## Task prompt:
Transcribe all of the data exactly. Omit the pictures.

## Material:

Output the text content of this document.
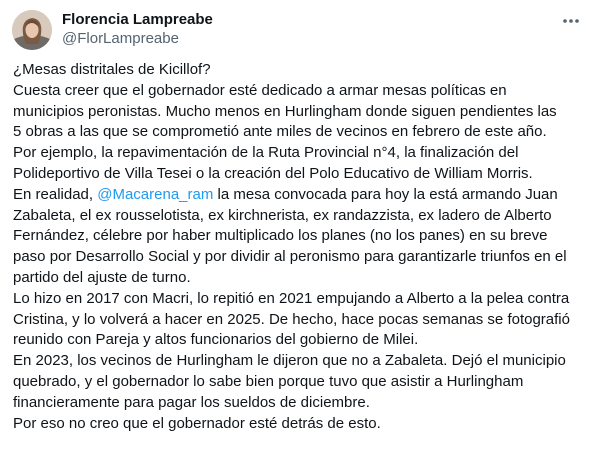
Florencia Lampreabe
@FlorLampreabe
¿Mesas distritales de Kicillof?
Cuesta creer que el gobernador esté dedicado a armar mesas políticas en
municipios peronistas. Mucho menos en Hurlingham donde siguen pendientes las
5 obras a las que se comprometió ante miles de vecinos en febrero de este año.
Por ejemplo, la repavimentación de la Ruta Provincial n°4, la finalización del
Polideportivo de Villa Tesei o la creación del Polo Educativo de William Morris.
En realidad, @Macarena_ram la mesa convocada para hoy la está armando Juan
Zabaleta, el ex rousselotista, ex kirchnerista, ex randazzista, ex ladero de Alberto
Fernández, célebre por haber multiplicado los planes (no los panes) en su breve
paso por Desarrollo Social y por dividir al peronismo para garantizarle triunfos en el
partido del ajuste de turno.
Lo hizo en 2017 con Macri, lo repitió en 2021 empujando a Alberto a la pelea contra
Cristina, y lo volverá a hacer en 2025. De hecho, hace pocas semanas se fotografió
reunido con Pareja y altos funcionarios del gobierno de Milei.
En 2023, los vecinos de Hurlingham le dijeron que no a Zabaleta. Dejó el municipio
quebrado, y el gobernador lo sabe bien porque tuvo que asistir a Hurlingham
financieramente para pagar los sueldos de diciembre.
Por eso no creo que el gobernador esté detrás de esto.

## Exercise response:
Output the text content of this document.
Florencia Lampreabe
@FlorLampreabe
¿Mesas distritales de Kicillof?
Cuesta creer que el gobernador esté dedicado a armar mesas políticas en
municipios peronistas. Mucho menos en Hurlingham donde siguen pendientes las
5 obras a las que se comprometió ante miles de vecinos en febrero de este año.
Por ejemplo, la repavimentación de la Ruta Provincial n°4, la finalización del
Polideportivo de Villa Tesei o la creación del Polo Educativo de William Morris.
En realidad, @Macarena_ram la mesa convocada para hoy la está armando Juan
Zabaleta, el ex rousselotista, ex kirchnerista, ex randazzista, ex ladero de Alberto
Fernández, célebre por haber multiplicado los planes (no los panes) en su breve
paso por Desarrollo Social y por dividir al peronismo para garantizarle triunfos en el
partido del ajuste de turno.
Lo hizo en 2017 con Macri, lo repitió en 2021 empujando a Alberto a la pelea contra
Cristina, y lo volverá a hacer en 2025. De hecho, hace pocas semanas se fotografió
reunido con Pareja y altos funcionarios del gobierno de Milei.
En 2023, los vecinos de Hurlingham le dijeron que no a Zabaleta. Dejó el municipio
quebrado, y el gobernador lo sabe bien porque tuvo que asistir a Hurlingham
financieramente para pagar los sueldos de diciembre.
Por eso no creo que el gobernador esté detrás de esto.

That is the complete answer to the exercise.